• **TEXT SECTION**

┄┄┄┄┄┄┄┄┄┄

I have a need for a 500ms interrupt to check the progress of a serial input, however the sticking point is the routine I have cobbled together from various sources has produced some surprising results.
When I download the program it may take several seconds to begin flashing the debug LED, ie the interrupt is triggering. However if I press the reset on the Uno board the interrupt program appears to begin instantly, ie the Pin13 LED flashes as expected, straight away.
But I need to be able turn the interrupt “off and on” immediately and not have any delays.
What is it in my program that does not allow the interrupt to be enabled immediately?
Cheers, rob
//===============================================
// Toggle a pin on a timer interrupt
// Use an oscilloscope to see the pin output and
// measure the frequency.
//===============================================
#include <avr/interrupt.h>
#include <avr/io.h>
// toggle this pin during the interrupt so it can be read with an oscope
int pin = 13;
// the current state of the pin
int state = 0;
// set a counter to slow the flash rate of pin 13
word myCounter = 0;
//===============================================
// if using the setup_122, use the TIMER2_OVF_vect
// ISR(TIMER2_OVF_vect)
// if using setup_every250uS, use TIMER2_COMPA_vect
//
// interrupt service routine (ISR) is called when the timer interrupt
ISR(TIMER2_COMPA_vect){
myCounter++;
if (myCounter==200){
//toggle the pin
state = 1 - state;
digitalWrite(pin, state);
myCounter=0;
}
}
//===========================
// Note: enable above: ISR(TIMER2_COMPA_vect)

┄┄┄┄┄┄┄┄┄┄

• **Some data**
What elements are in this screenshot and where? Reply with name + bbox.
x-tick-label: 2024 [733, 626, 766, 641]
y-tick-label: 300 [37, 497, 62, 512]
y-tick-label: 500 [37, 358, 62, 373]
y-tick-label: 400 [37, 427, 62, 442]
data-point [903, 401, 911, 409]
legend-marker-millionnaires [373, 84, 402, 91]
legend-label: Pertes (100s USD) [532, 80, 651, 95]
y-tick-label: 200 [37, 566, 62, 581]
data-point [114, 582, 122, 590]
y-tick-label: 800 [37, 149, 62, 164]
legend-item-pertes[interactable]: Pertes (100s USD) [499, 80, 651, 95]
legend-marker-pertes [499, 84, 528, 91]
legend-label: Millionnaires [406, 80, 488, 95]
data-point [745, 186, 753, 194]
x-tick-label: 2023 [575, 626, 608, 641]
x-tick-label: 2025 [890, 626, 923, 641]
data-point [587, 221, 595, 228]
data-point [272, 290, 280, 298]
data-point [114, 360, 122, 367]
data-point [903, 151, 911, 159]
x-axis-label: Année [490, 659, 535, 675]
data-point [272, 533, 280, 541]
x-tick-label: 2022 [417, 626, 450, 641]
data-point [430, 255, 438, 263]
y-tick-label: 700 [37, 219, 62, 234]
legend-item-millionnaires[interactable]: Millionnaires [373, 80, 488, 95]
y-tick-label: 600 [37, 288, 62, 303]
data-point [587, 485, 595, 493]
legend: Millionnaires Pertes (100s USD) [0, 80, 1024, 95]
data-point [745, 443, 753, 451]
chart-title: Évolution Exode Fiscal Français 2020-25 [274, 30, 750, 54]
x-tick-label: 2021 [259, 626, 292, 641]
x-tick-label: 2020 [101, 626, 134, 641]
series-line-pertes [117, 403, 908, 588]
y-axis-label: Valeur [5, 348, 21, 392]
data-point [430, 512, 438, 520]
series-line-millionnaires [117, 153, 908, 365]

┄┄┄┄┄┄┄┄┄┄

• **TASK INSTRUCTIONS**
Retype the part of the post about the timer interrupt that begins at the words "I have a need" and stops after "some surprising results.".

• **WRITTEN SOLUTION**
I have a need for a 500ms interrupt to check the progress of a serial input, however the sticking point is the routine I have cobbled together from various sources has produced some surprising results.